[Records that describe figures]
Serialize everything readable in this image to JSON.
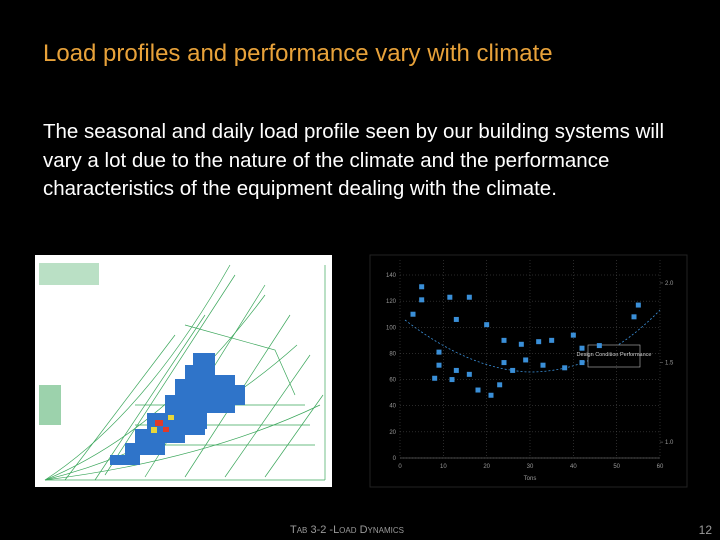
{
  "slide": {
    "title": "Load profiles and performance vary with climate",
    "body": "The seasonal and daily load profile seen by our building systems will vary a lot due to the nature of the climate and the performance characteristics of the equipment dealing with the climate.",
    "footer": "Tab 3-2 -Load Dynamics",
    "page_number": "12"
  },
  "chart_data": {
    "type": "scatter",
    "xlabel": "Tons",
    "annotation": "Design Condition Performance",
    "color": "#3a8fd8",
    "x": [
      5,
      5,
      11.5,
      16,
      13,
      3,
      20,
      24,
      28,
      32,
      35,
      40,
      54,
      55,
      42,
      46,
      24,
      26,
      29,
      33,
      38,
      42,
      8,
      16,
      18,
      21,
      23,
      9,
      13,
      12,
      9
    ],
    "y": [
      121,
      131,
      123,
      123,
      106,
      110,
      102,
      90,
      87,
      89,
      90,
      94,
      108,
      117,
      84,
      86,
      73,
      67,
      75,
      71,
      69,
      73,
      61,
      64,
      52,
      48,
      56,
      71,
      67,
      60,
      81
    ],
    "xlim": [
      0,
      60
    ],
    "ylim": [
      0,
      140
    ],
    "xticks": [
      0,
      10,
      20,
      30,
      40,
      50,
      60
    ],
    "yticks": [
      0,
      20,
      40,
      60,
      80,
      100,
      120,
      140
    ],
    "y2lim": [
      0.9,
      2.05
    ],
    "y2ticks": [
      {
        "value": 1,
        "label": "1.0"
      },
      1.5,
      {
        "value": 2,
        "label": "2.0"
      }
    ],
    "grid": true
  }
}
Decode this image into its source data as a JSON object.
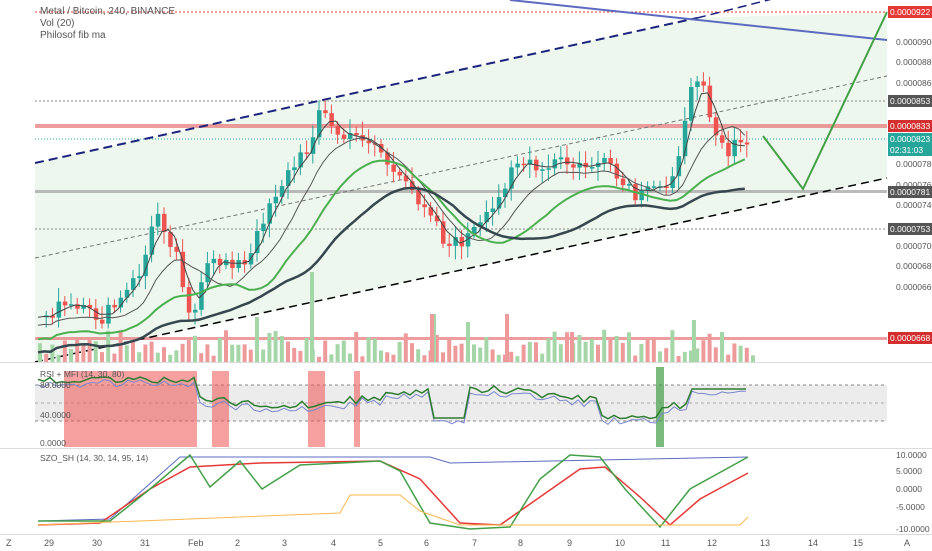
{
  "legend": {
    "symbol": "Metal / Bitcoin, 240, BINANCE",
    "vol": "Vol (20)",
    "fib": "Philosof fib ma"
  },
  "price_axis": {
    "labels": [
      "0.0000900",
      "0.0000880",
      "0.0000860",
      "0.0000840",
      "0.0000820",
      "0.0000800",
      "0.0000780",
      "0.0000760",
      "0.0000740",
      "0.0000720",
      "0.0000700",
      "0.0000680",
      "0.0000660"
    ],
    "tags": [
      {
        "text": "0.0000922",
        "color": "#e53935"
      },
      {
        "text": "0.0000853",
        "color": "#555555"
      },
      {
        "text": "0.0000833",
        "color": "#d32f2f"
      },
      {
        "text": "0.0000823",
        "color": "#26a69a"
      },
      {
        "text": "02:31:03",
        "color": "#26a69a"
      },
      {
        "text": "0.0000781",
        "color": "#555555"
      },
      {
        "text": "0.0000753",
        "color": "#555555"
      },
      {
        "text": "0.0000668",
        "color": "#d32f2f"
      }
    ]
  },
  "rsi": {
    "label": "RSI + MFI (14, 30, 80)",
    "axis": [
      "80.0000",
      "40.0000",
      "0.0000"
    ]
  },
  "szo": {
    "label": "SZO_SH (14, 30, 14, 95, 14)",
    "axis": [
      "10.0000",
      "5.0000",
      "0.0000",
      "-5.0000",
      "-10.0000"
    ]
  },
  "time_axis": {
    "labels": [
      "29",
      "30",
      "31",
      "Feb",
      "2",
      "3",
      "4",
      "5",
      "6",
      "7",
      "8",
      "9",
      "10",
      "11",
      "12",
      "13",
      "14",
      "15"
    ],
    "corner_left": "Z",
    "corner_right": "A"
  },
  "colors": {
    "bull": "#26a69a",
    "bear": "#ef5350",
    "channel_fill": "#e8f5e9",
    "trend_blue": "#5c6bc0",
    "projection_green": "#43a047"
  }
}
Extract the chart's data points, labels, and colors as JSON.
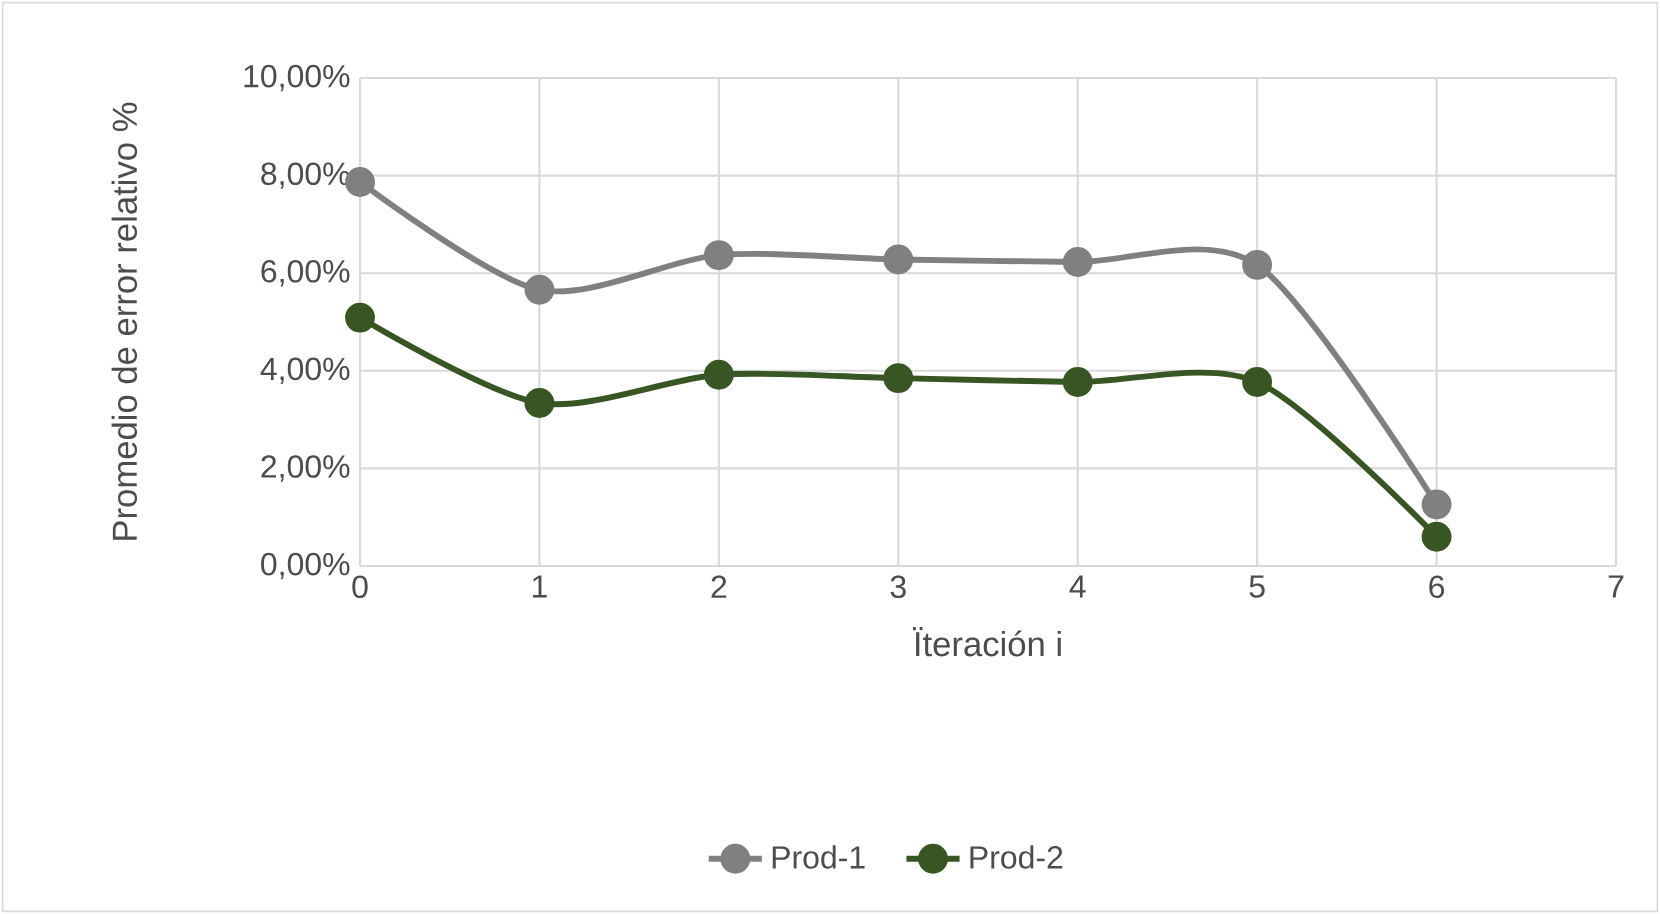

* WHAT THE TASK REQUIRES
Search the entries for the word "vary" and copy every line that has it.

* CORRECT RESULT
    "title": "Load profiles and performance vary with climate",
    "body": "The seasonal and daily load profile seen by our building systems will vary a lot due to the nature of the climate and the performance characteristics of the equipment dealing with the climate.",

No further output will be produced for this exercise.